Saved entries:
^^^^^^^^

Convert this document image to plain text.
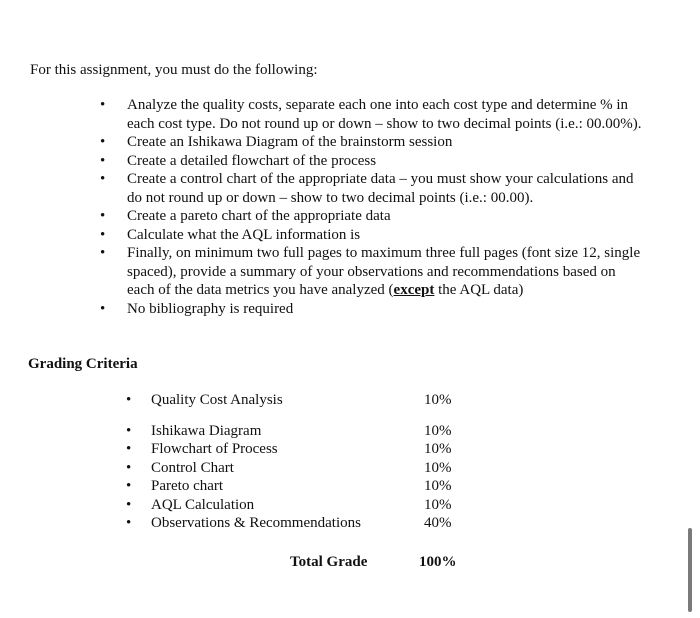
For this assignment, you must do the following:

• Analyze the quality costs, separate each one into each cost type and determine % in each cost type. Do not round up or down – show to two decimal points (i.e.: 00.00%).
• Create an Ishikawa Diagram of the brainstorm session
• Create a detailed flowchart of the process
• Create a control chart of the appropriate data – you must show your calculations and do not round up or down – show to two decimal points (i.e.: 00.00).
• Create a pareto chart of the appropriate data
• Calculate what the AQL information is
• Finally, on minimum two full pages to maximum three full pages (font size 12, single spaced), provide a summary of your observations and recommendations based on each of the data metrics you have analyzed (except the AQL data)
• No bibliography is required
Grading Criteria
• Quality Cost Analysis	10%
• Ishikawa Diagram	10%
• Flowchart of Process	10%
• Control Chart	10%
• Pareto chart	10%
• AQL Calculation	10%
• Observations & Recommendations	40%
Total Grade	100%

^^^^^^^^

THE PROBLEM: Write the listing above out again exactly, dropping each image.

SOLVED EXERCISE:
Convert this document image to plain text.
For this assignment, you must do the following:

• Analyze the quality costs, separate each one into each cost type and determine % in each cost type. Do not round up or down – show to two decimal points (i.e.: 00.00%).
• Create an Ishikawa Diagram of the brainstorm session
• Create a detailed flowchart of the process
• Create a control chart of the appropriate data – you must show your calculations and do not round up or down – show to two decimal points (i.e.: 00.00).
• Create a pareto chart of the appropriate data
• Calculate what the AQL information is
• Finally, on minimum two full pages to maximum three full pages (font size 12, single spaced), provide a summary of your observations and recommendations based on each of the data metrics you have analyzed (except the AQL data)
• No bibliography is required
Grading Criteria
• Quality Cost Analysis	10%
• Ishikawa Diagram	10%
• Flowchart of Process	10%
• Control Chart	10%
• Pareto chart	10%
• AQL Calculation	10%
• Observations & Recommendations	40%
Total Grade	100%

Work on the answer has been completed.